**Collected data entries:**
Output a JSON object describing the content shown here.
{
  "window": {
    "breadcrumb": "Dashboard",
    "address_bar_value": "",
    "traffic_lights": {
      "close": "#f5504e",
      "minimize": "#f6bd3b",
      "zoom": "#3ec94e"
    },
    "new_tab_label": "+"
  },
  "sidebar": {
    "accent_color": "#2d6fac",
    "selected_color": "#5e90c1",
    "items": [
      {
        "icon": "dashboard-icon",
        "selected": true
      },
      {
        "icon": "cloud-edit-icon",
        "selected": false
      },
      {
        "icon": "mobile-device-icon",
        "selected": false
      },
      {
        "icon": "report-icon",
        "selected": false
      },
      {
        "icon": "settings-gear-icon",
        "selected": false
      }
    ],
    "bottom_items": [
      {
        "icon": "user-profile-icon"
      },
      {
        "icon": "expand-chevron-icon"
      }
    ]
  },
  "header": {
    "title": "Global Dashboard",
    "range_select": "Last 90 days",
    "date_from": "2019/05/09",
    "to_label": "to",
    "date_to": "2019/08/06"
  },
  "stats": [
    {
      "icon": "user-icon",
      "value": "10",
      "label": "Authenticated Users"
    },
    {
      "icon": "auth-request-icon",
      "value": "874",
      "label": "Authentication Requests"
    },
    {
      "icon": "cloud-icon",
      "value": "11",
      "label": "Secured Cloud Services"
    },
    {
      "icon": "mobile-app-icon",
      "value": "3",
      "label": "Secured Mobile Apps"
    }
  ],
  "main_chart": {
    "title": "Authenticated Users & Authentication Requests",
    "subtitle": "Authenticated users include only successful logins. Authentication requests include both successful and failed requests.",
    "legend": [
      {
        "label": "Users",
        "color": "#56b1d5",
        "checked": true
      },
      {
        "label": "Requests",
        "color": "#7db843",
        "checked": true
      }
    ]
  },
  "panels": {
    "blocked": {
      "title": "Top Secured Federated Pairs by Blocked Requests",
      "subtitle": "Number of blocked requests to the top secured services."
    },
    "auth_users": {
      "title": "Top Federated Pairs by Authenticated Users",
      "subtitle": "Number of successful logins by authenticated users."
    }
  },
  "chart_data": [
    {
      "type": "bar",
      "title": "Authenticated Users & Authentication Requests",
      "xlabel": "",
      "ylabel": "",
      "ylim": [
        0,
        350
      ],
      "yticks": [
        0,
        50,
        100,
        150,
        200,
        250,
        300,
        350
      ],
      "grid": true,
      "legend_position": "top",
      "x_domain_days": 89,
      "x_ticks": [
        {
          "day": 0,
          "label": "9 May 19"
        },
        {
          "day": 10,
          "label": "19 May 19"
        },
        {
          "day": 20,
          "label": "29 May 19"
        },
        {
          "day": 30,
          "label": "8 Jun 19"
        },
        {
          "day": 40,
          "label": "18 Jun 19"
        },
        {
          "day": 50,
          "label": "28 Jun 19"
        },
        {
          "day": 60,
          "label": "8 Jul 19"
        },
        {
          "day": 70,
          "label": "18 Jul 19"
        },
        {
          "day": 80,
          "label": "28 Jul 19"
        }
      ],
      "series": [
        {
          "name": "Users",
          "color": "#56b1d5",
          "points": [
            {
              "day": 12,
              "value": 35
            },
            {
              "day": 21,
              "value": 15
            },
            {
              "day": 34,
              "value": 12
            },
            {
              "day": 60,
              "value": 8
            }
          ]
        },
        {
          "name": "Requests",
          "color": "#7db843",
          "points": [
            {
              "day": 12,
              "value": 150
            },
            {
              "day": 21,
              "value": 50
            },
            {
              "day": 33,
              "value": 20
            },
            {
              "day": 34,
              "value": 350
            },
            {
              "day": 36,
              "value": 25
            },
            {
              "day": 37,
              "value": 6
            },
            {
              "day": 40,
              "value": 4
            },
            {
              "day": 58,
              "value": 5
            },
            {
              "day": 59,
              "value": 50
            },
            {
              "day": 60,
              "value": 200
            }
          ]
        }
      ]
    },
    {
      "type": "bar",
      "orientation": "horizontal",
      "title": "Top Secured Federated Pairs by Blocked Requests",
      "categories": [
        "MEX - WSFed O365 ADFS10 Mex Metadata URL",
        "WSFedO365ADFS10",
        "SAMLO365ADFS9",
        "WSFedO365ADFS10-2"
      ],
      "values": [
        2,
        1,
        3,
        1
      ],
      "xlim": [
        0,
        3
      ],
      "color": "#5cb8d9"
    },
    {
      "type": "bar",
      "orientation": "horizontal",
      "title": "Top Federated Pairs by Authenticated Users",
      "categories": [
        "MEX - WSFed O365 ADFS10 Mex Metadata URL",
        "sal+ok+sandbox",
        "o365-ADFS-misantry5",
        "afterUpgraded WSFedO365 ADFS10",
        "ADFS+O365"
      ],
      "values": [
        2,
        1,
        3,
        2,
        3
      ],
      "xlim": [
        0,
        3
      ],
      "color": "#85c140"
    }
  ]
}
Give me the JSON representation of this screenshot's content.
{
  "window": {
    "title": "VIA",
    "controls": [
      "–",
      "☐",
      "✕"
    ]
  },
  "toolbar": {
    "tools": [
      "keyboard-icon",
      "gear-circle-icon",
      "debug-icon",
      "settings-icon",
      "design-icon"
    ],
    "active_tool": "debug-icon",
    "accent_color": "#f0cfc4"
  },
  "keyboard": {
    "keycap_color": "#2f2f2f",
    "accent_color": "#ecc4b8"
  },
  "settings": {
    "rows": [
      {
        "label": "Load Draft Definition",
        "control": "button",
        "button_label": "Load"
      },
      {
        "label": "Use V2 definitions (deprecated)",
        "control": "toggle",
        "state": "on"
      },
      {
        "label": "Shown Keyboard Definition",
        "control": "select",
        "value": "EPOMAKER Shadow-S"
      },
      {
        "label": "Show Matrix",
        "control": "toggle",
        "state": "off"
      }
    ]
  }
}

**What needs to be done:** The records above should be duplicated in full, exactly as given.

**Answer to the problem:**
Output a JSON object describing the content shown here.
{
  "window": {
    "breadcrumb": "Dashboard",
    "address_bar_value": "",
    "traffic_lights": {
      "close": "#f5504e",
      "minimize": "#f6bd3b",
      "zoom": "#3ec94e"
    },
    "new_tab_label": "+"
  },
  "sidebar": {
    "accent_color": "#2d6fac",
    "selected_color": "#5e90c1",
    "items": [
      {
        "icon": "dashboard-icon",
        "selected": true
      },
      {
        "icon": "cloud-edit-icon",
        "selected": false
      },
      {
        "icon": "mobile-device-icon",
        "selected": false
      },
      {
        "icon": "report-icon",
        "selected": false
      },
      {
        "icon": "settings-gear-icon",
        "selected": false
      }
    ],
    "bottom_items": [
      {
        "icon": "user-profile-icon"
      },
      {
        "icon": "expand-chevron-icon"
      }
    ]
  },
  "header": {
    "title": "Global Dashboard",
    "range_select": "Last 90 days",
    "date_from": "2019/05/09",
    "to_label": "to",
    "date_to": "2019/08/06"
  },
  "stats": [
    {
      "icon": "user-icon",
      "value": "10",
      "label": "Authenticated Users"
    },
    {
      "icon": "auth-request-icon",
      "value": "874",
      "label": "Authentication Requests"
    },
    {
      "icon": "cloud-icon",
      "value": "11",
      "label": "Secured Cloud Services"
    },
    {
      "icon": "mobile-app-icon",
      "value": "3",
      "label": "Secured Mobile Apps"
    }
  ],
  "main_chart": {
    "title": "Authenticated Users & Authentication Requests",
    "subtitle": "Authenticated users include only successful logins. Authentication requests include both successful and failed requests.",
    "legend": [
      {
        "label": "Users",
        "color": "#56b1d5",
        "checked": true
      },
      {
        "label": "Requests",
        "color": "#7db843",
        "checked": true
      }
    ]
  },
  "panels": {
    "blocked": {
      "title": "Top Secured Federated Pairs by Blocked Requests",
      "subtitle": "Number of blocked requests to the top secured services."
    },
    "auth_users": {
      "title": "Top Federated Pairs by Authenticated Users",
      "subtitle": "Number of successful logins by authenticated users."
    }
  },
  "chart_data": [
    {
      "type": "bar",
      "title": "Authenticated Users & Authentication Requests",
      "xlabel": "",
      "ylabel": "",
      "ylim": [
        0,
        350
      ],
      "yticks": [
        0,
        50,
        100,
        150,
        200,
        250,
        300,
        350
      ],
      "grid": true,
      "legend_position": "top",
      "x_domain_days": 89,
      "x_ticks": [
        {
          "day": 0,
          "label": "9 May 19"
        },
        {
          "day": 10,
          "label": "19 May 19"
        },
        {
          "day": 20,
          "label": "29 May 19"
        },
        {
          "day": 30,
          "label": "8 Jun 19"
        },
        {
          "day": 40,
          "label": "18 Jun 19"
        },
        {
          "day": 50,
          "label": "28 Jun 19"
        },
        {
          "day": 60,
          "label": "8 Jul 19"
        },
        {
          "day": 70,
          "label": "18 Jul 19"
        },
        {
          "day": 80,
          "label": "28 Jul 19"
        }
      ],
      "series": [
        {
          "name": "Users",
          "color": "#56b1d5",
          "points": [
            {
              "day": 12,
              "value": 35
            },
            {
              "day": 21,
              "value": 15
            },
            {
              "day": 34,
              "value": 12
            },
            {
              "day": 60,
              "value": 8
            }
          ]
        },
        {
          "name": "Requests",
          "color": "#7db843",
          "points": [
            {
              "day": 12,
              "value": 150
            },
            {
              "day": 21,
              "value": 50
            },
            {
              "day": 33,
              "value": 20
            },
            {
              "day": 34,
              "value": 350
            },
            {
              "day": 36,
              "value": 25
            },
            {
              "day": 37,
              "value": 6
            },
            {
              "day": 40,
              "value": 4
            },
            {
              "day": 58,
              "value": 5
            },
            {
              "day": 59,
              "value": 50
            },
            {
              "day": 60,
              "value": 200
            }
          ]
        }
      ]
    },
    {
      "type": "bar",
      "orientation": "horizontal",
      "title": "Top Secured Federated Pairs by Blocked Requests",
      "categories": [
        "MEX - WSFed O365 ADFS10 Mex Metadata URL",
        "WSFedO365ADFS10",
        "SAMLO365ADFS9",
        "WSFedO365ADFS10-2"
      ],
      "values": [
        2,
        1,
        3,
        1
      ],
      "xlim": [
        0,
        3
      ],
      "color": "#5cb8d9"
    },
    {
      "type": "bar",
      "orientation": "horizontal",
      "title": "Top Federated Pairs by Authenticated Users",
      "categories": [
        "MEX - WSFed O365 ADFS10 Mex Metadata URL",
        "sal+ok+sandbox",
        "o365-ADFS-misantry5",
        "afterUpgraded WSFedO365 ADFS10",
        "ADFS+O365"
      ],
      "values": [
        2,
        1,
        3,
        2,
        3
      ],
      "xlim": [
        0,
        3
      ],
      "color": "#85c140"
    }
  ]
}
Give me the JSON representation of this screenshot's content.
{
  "window": {
    "title": "VIA",
    "controls": [
      "–",
      "☐",
      "✕"
    ]
  },
  "toolbar": {
    "tools": [
      "keyboard-icon",
      "gear-circle-icon",
      "debug-icon",
      "settings-icon",
      "design-icon"
    ],
    "active_tool": "debug-icon",
    "accent_color": "#f0cfc4"
  },
  "keyboard": {
    "keycap_color": "#2f2f2f",
    "accent_color": "#ecc4b8"
  },
  "settings": {
    "rows": [
      {
        "label": "Load Draft Definition",
        "control": "button",
        "button_label": "Load"
      },
      {
        "label": "Use V2 definitions (deprecated)",
        "control": "toggle",
        "state": "on"
      },
      {
        "label": "Shown Keyboard Definition",
        "control": "select",
        "value": "EPOMAKER Shadow-S"
      },
      {
        "label": "Show Matrix",
        "control": "toggle",
        "state": "off"
      }
    ]
  }
}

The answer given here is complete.